Embroidery diaries

Indian crafts persons and French embroidery make a perfect match under Jean-Francois Lesage's eyes.

January 07, 2010 07:57 pm | Updated 07:58 pm IST

TOUCHED BY HUMAN HAND French couturier Jean Francois Lesage.Photo: K.V. Srinivasan

TOUCHED BY HUMAN HAND French couturier Jean Francois Lesage.Photo: K.V. Srinivasan

Come January-end, and Delhi will play host to an exhibition of exquisite French embroidery, ‘Through the Eye of a Needle', as part of the nationwide Bonjour India festival. The embroidery is not imported from France though. It is produced by Jean-Francois Lesage's crafts unit, Vastrakala, by Indian craftsmen in India. Besides the craft, the exhibition is also intended to be a presentation on the production unit, where visitors see the transition of simple threads to a work of art worth cherishing.

================================

> [AIM OF THE EXERCISE]
Resume the article on Jean-Francois Lesage and Indian embroidery, picking up right after its last sentence.

Document understanding data
================================

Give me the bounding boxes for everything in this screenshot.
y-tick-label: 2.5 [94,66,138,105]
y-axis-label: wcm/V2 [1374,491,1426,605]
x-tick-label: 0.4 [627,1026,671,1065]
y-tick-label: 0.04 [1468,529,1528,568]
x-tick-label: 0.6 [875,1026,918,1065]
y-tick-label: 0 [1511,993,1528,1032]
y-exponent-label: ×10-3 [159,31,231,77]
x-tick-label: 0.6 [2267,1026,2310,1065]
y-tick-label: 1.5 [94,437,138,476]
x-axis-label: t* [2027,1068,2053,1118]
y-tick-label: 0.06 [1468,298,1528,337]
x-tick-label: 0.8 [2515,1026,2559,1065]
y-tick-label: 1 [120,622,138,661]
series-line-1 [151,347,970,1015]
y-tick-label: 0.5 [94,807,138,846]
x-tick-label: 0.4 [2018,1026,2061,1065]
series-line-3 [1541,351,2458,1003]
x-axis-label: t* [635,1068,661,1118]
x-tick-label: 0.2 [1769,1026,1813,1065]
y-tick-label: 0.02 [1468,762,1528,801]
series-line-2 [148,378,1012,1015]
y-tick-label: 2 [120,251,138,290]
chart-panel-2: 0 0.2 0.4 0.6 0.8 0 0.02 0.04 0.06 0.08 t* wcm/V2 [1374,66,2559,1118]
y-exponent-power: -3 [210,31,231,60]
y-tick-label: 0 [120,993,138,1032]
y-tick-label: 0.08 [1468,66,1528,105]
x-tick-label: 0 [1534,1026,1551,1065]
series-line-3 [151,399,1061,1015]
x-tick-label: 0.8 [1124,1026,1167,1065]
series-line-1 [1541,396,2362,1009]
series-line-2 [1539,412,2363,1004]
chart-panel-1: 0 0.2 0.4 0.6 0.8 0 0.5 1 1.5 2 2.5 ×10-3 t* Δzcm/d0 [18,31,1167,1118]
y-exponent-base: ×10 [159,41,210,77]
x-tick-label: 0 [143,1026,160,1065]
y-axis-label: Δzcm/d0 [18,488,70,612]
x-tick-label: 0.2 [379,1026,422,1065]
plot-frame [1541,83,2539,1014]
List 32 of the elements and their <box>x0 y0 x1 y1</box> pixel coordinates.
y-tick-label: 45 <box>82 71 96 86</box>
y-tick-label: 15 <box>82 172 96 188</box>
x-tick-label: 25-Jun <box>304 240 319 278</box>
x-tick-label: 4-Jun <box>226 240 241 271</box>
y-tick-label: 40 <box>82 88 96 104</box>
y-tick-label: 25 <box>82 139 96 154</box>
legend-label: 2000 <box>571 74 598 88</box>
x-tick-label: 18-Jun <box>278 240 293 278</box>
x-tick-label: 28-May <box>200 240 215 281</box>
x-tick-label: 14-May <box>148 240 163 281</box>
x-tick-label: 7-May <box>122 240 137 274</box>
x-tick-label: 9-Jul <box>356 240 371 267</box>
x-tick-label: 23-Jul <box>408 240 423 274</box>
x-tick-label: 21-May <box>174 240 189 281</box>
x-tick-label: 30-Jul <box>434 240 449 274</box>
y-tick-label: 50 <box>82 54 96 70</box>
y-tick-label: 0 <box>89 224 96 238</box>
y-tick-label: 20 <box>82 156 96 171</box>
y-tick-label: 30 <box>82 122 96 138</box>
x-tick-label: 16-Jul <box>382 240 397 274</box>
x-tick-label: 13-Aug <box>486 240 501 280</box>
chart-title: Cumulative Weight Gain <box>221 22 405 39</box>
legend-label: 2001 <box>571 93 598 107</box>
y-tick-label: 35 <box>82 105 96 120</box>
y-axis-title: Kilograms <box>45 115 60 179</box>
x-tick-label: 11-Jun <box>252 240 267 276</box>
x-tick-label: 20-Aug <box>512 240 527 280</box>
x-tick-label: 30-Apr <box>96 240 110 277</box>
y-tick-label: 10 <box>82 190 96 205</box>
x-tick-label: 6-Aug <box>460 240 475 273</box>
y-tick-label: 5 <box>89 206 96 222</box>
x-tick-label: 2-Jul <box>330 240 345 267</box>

================================

> [ANSWER BOX]
The Lesage family in Paris is, undisputedly, the first family of embroidery, being in the craft since 1868 and supplying to Napolean III before that. Jean-Francois Lesage's father, Francois Lesage, is a couture legend, once described by Christian Lacroix as the person who convinced him of the “emptiness” of an unembellished garment.

Chain stitch

Reaching him over the phone, we found Monsieur Jean-Francois Lesage on vacation in Hampi. Incidentally, it was while travelling, way back in 1991-92 that Lesage stumbled upon Indian embroidery and craftspersons.

“I was once in Benaras. There was a blackout in the whole city and only one shop had electricity. Here, an embroiderer was sitting bent over his work under a single electric bulb,” recalls Lesage.

“I discovered that the technique and material was the same. The chain stitch, for example, is common to both. The only difference between Indian and French embroidery was in ornament and design. You see, embroidery travelled all along the Silk Route.”

Soon, in 1993, he set up Vastrakala in Chennai with his associates. “I fell in love with India. When I first set foot atDelhi airport, I felt at home,” he says.

“When I set up Vastrakala, the focus was on extremely high-quality products. It's the story not only of the craft but also of the over 100 people working there. We want to prove that anything done by hand can be a part of the future too,” Lesage says.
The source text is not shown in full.